* DATASET ENTRIES
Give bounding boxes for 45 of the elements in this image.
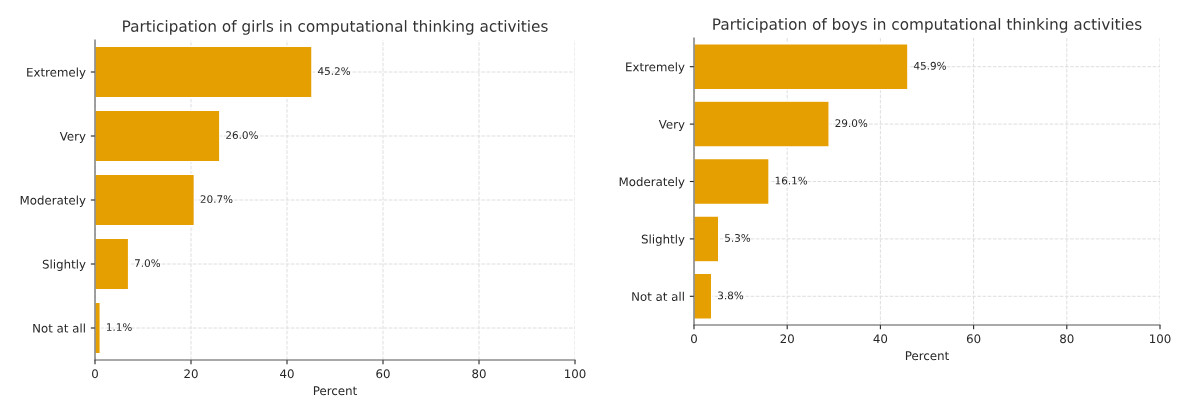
data-label: 1.1% (106, 323, 132, 332)
y-tick-label: Not at all (632, 291, 684, 301)
data-label: 7.0% (135, 259, 161, 268)
bar (694, 215, 720, 263)
bar (95, 173, 196, 227)
x-tick-label: 100 (565, 369, 586, 379)
y-tick-label: Slightly (42, 259, 86, 271)
y-tick-label: Extremely (626, 62, 685, 74)
data-label: 29.0% (835, 119, 868, 128)
x-tick-label: 60 (376, 369, 390, 379)
y-tick-label: Very (658, 119, 685, 132)
bar (95, 237, 130, 291)
data-label: 5.3% (725, 234, 751, 242)
x-tick-label: 40 (873, 334, 888, 344)
x-tick-label: 80 (1060, 334, 1074, 344)
y-tick-label: Moderately (619, 177, 685, 189)
data-label: 45.9% (913, 61, 946, 70)
x-tick-label: 40 (280, 369, 294, 379)
data-label: 16.1% (775, 176, 808, 185)
y-tick-label: Very (59, 131, 86, 143)
x-axis-title: Percent (313, 386, 357, 396)
y-tick-label: Slightly (641, 234, 685, 246)
x-tick-label: 0 (691, 334, 697, 344)
y-tick-label: Extremely (27, 67, 86, 79)
x-tick-label: 0 (92, 369, 98, 379)
bar (95, 109, 221, 163)
data-label: 45.2% (318, 67, 351, 76)
bar (694, 157, 770, 206)
x-tick-label: 20 (184, 369, 198, 379)
x-tick-label: 80 (472, 369, 486, 379)
y-tick-label: Moderately (20, 195, 86, 207)
bar (95, 45, 313, 99)
chart-title: Participation of girls in computational thinking activities (123, 20, 548, 35)
x-axis-title: Percent (905, 351, 949, 361)
data-label: 20.7% (200, 195, 233, 204)
chart-title: Participation of boys in computational thinking activities (713, 18, 1142, 33)
bar (694, 272, 713, 320)
data-label: 3.8% (718, 291, 744, 300)
y-tick-label: Not at all (33, 323, 85, 333)
data-label: 26.0% (226, 131, 258, 140)
x-tick-label: 60 (966, 334, 981, 344)
x-tick-label: 20 (780, 334, 794, 344)
bar (694, 100, 830, 148)
bar (694, 43, 909, 91)
x-tick-label: 100 (1150, 334, 1171, 344)
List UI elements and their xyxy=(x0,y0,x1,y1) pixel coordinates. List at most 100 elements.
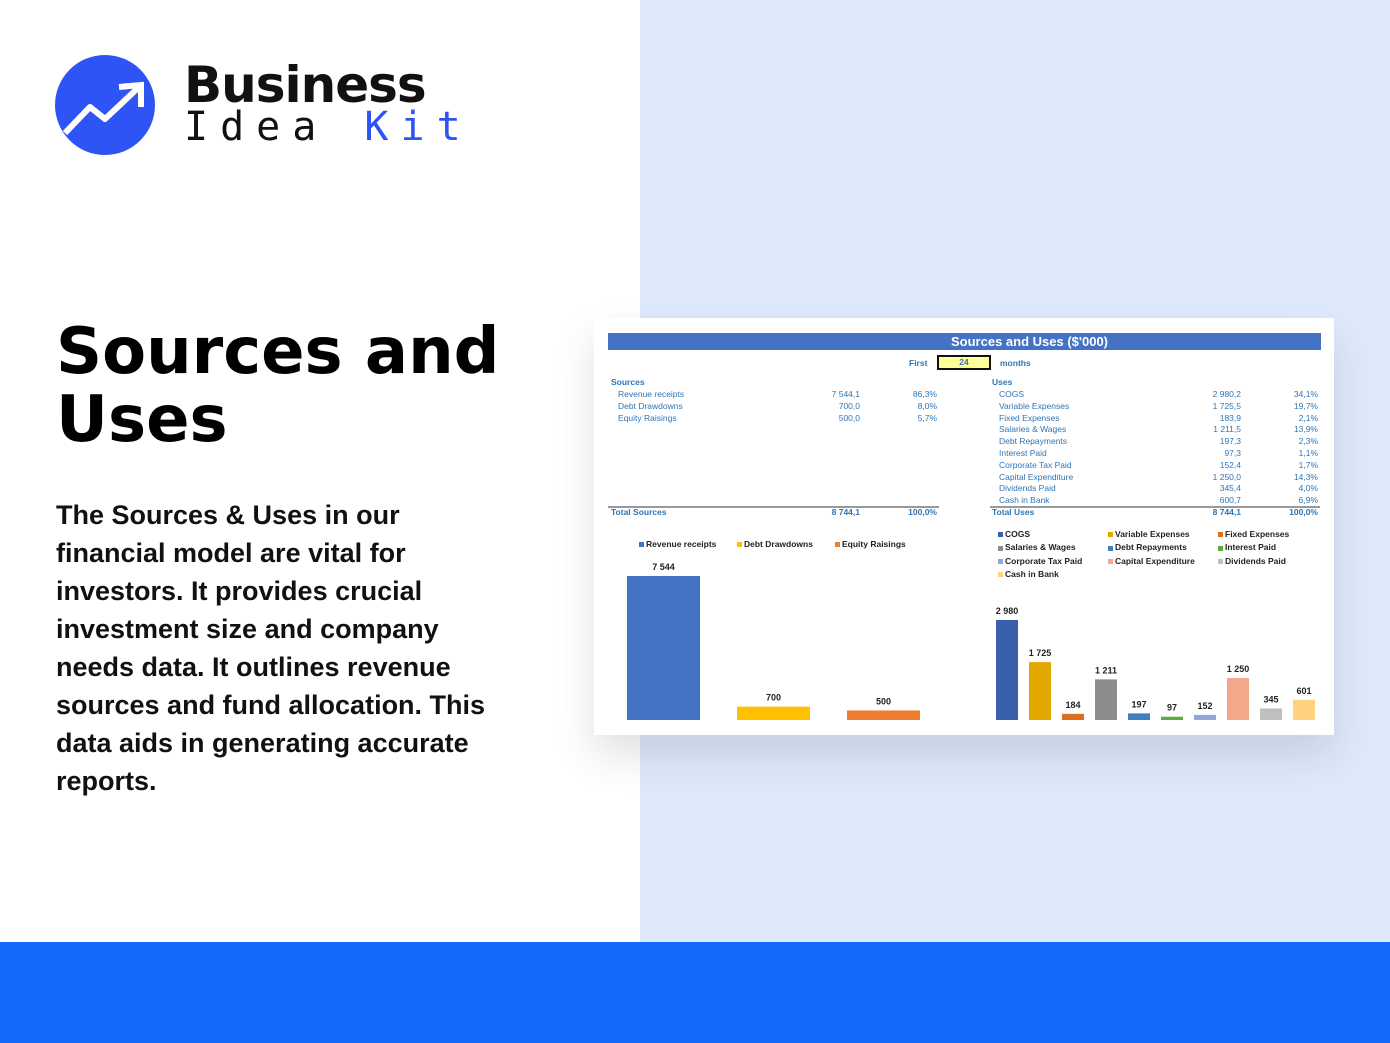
data-label: 184 xyxy=(1065,700,1080,710)
sources-uses-sheet: Sources and Uses ($'000) First 24 months… xyxy=(594,318,1334,735)
logo-idea-kit: Idea Kit xyxy=(184,104,473,150)
use-label: Variable Expenses xyxy=(999,400,1070,411)
data-label: 601 xyxy=(1296,686,1311,696)
sheet-title: Sources and Uses ($'000) xyxy=(608,333,1321,350)
charts: 7 544 700 500 2 980 1 725 184 1 211 197 97 152 1 2… xyxy=(627,562,1315,720)
source-value: 700,0 xyxy=(838,400,860,411)
data-label: 345 xyxy=(1263,694,1278,704)
bar xyxy=(1194,714,1216,720)
use-label: Salaries & Wages xyxy=(999,424,1067,435)
legend-label: Salaries & Wages xyxy=(1005,542,1076,553)
use-label: Interest Paid xyxy=(999,448,1047,458)
legend-label: Equity Raisings xyxy=(842,539,906,549)
total-sources-pct: 100,0% xyxy=(908,507,937,517)
total-sources-label: Total Sources xyxy=(611,507,667,517)
bar xyxy=(1062,713,1084,720)
data-label: 500 xyxy=(876,696,891,706)
use-label: Fixed Expenses xyxy=(999,412,1060,423)
source-pct: 8,0% xyxy=(917,400,937,411)
bar xyxy=(847,710,920,720)
legend-item: Fixed Expenses xyxy=(1218,529,1289,539)
source-label: Equity Raisings xyxy=(618,412,677,423)
legend-item: COGS xyxy=(998,529,1030,539)
total-uses-label: Total Uses xyxy=(992,507,1035,517)
data-label: 197 xyxy=(1131,699,1146,709)
legend-item: Equity Raisings xyxy=(835,539,906,549)
legend-label: Revenue receipts xyxy=(646,539,717,549)
source-label: Revenue receipts xyxy=(618,389,685,399)
use-pct: 6,9% xyxy=(1298,495,1318,506)
source-value: 500,0 xyxy=(838,412,860,423)
bar xyxy=(1260,708,1282,720)
use-pct: 4,0% xyxy=(1298,483,1318,494)
source-value: 7 544,1 xyxy=(831,389,860,399)
bar xyxy=(1095,679,1117,720)
use-pct: 2,1% xyxy=(1298,412,1318,423)
period-input[interactable]: 24 xyxy=(937,355,991,370)
legend-label: Debt Drawdowns xyxy=(744,539,813,549)
legend-item: Revenue receipts xyxy=(639,539,716,549)
use-pct: 1,1% xyxy=(1298,448,1318,458)
source-pct: 5,7% xyxy=(917,412,937,423)
legend-label: Corporate Tax Paid xyxy=(1005,555,1083,566)
data-label: 1 250 xyxy=(1227,664,1250,674)
data-label: 2 980 xyxy=(996,606,1019,616)
legend-item: Corporate Tax Paid xyxy=(998,556,1082,566)
use-value: 197,3 xyxy=(1219,436,1241,447)
use-value: 97,3 xyxy=(1224,448,1241,458)
legend-item: Salaries & Wages xyxy=(998,542,1076,552)
legend-label: Debt Repayments xyxy=(1115,542,1187,553)
period-suffix: months xyxy=(1000,358,1031,368)
use-label: Debt Repayments xyxy=(999,436,1068,447)
bar xyxy=(1293,699,1315,720)
bar xyxy=(1161,716,1183,720)
logo-idea: Idea xyxy=(184,104,329,150)
legend-label: COGS xyxy=(1005,529,1031,539)
use-label: COGS xyxy=(999,389,1025,399)
use-value: 2 980,2 xyxy=(1212,389,1241,399)
bar xyxy=(1227,678,1249,720)
total-uses-pct: 100,0% xyxy=(1289,507,1318,517)
bar xyxy=(996,620,1018,720)
use-value: 600,7 xyxy=(1219,495,1241,506)
legend-label: Interest Paid xyxy=(1225,542,1277,553)
use-value: 183,9 xyxy=(1219,412,1241,423)
use-label: Corporate Tax Paid xyxy=(999,459,1072,470)
source-label: Debt Drawdowns xyxy=(618,400,683,411)
data-label: 1 211 xyxy=(1095,665,1117,675)
bar xyxy=(1029,662,1051,720)
uses-heading: Uses xyxy=(992,377,1013,387)
legend-item: Variable Expenses xyxy=(1108,529,1190,539)
use-value: 152,4 xyxy=(1219,459,1241,470)
period-prefix: First xyxy=(909,358,928,368)
use-pct: 1,7% xyxy=(1298,459,1318,470)
data-label: 1 725 xyxy=(1029,648,1052,658)
legend-label: Dividends Paid xyxy=(1225,555,1286,566)
legend-item: Debt Drawdowns xyxy=(737,539,813,549)
use-label: Capital Expenditure xyxy=(999,471,1074,482)
use-value: 1 250,0 xyxy=(1212,471,1241,482)
total-uses-value: 8 744,1 xyxy=(1212,507,1241,517)
bar xyxy=(1128,713,1150,720)
bar xyxy=(737,706,810,720)
description: The Sources & Uses in our financial mode… xyxy=(56,500,486,796)
legend-item: Cash in Bank xyxy=(998,569,1059,579)
use-pct: 2,3% xyxy=(1298,436,1318,447)
total-sources-value: 8 744,1 xyxy=(831,507,860,517)
use-pct: 19,7% xyxy=(1293,400,1318,411)
use-label: Cash in Bank xyxy=(999,495,1050,506)
legend-label: Capital Expenditure xyxy=(1115,555,1195,566)
use-value: 1 211,5 xyxy=(1213,424,1241,435)
data-label: 700 xyxy=(766,693,781,703)
use-value: 345,4 xyxy=(1219,483,1241,494)
logo-trend-icon xyxy=(55,55,155,155)
use-label: Dividends Paid xyxy=(999,483,1056,494)
data-label: 152 xyxy=(1197,701,1212,711)
legend-item: Debt Repayments xyxy=(1108,542,1187,552)
logo-business: Business xyxy=(184,56,427,114)
legend-item: Interest Paid xyxy=(1218,542,1276,552)
data-label: 97 xyxy=(1167,703,1177,713)
sources-heading: Sources xyxy=(611,377,645,387)
data-label: 7 544 xyxy=(652,562,675,572)
legend-label: Variable Expenses xyxy=(1115,529,1190,539)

* REQUIREMENTS
Take the rows from the line holding "data-label: 184 xyxy=(1065,700,1080,710)" through the line holding "use-label: Interest Paid", both included. Write them out again with "Salaries & Wages" swapped for "Staff Costs" and everything else left the same.

* THE ANSWER
data-label: 184 xyxy=(1065,700,1080,710)
sources-uses-sheet: Sources and Uses ($'000) First 24 months… xyxy=(594,318,1334,735)
logo-idea-kit: Idea Kit xyxy=(184,104,473,150)
use-label: Variable Expenses xyxy=(999,400,1070,411)
data-label: 601 xyxy=(1296,686,1311,696)
sheet-title: Sources and Uses ($'000) xyxy=(608,333,1321,350)
charts: 7 544 700 500 2 980 1 725 184 1 211 197 97 152 1 2… xyxy=(627,562,1315,720)
source-value: 700,0 xyxy=(838,400,860,411)
data-label: 345 xyxy=(1263,694,1278,704)
bar xyxy=(1194,714,1216,720)
use-label: Staff Costs xyxy=(999,424,1067,435)
legend-label: Staff Costs xyxy=(1005,542,1076,553)
use-label: Interest Paid xyxy=(999,448,1047,458)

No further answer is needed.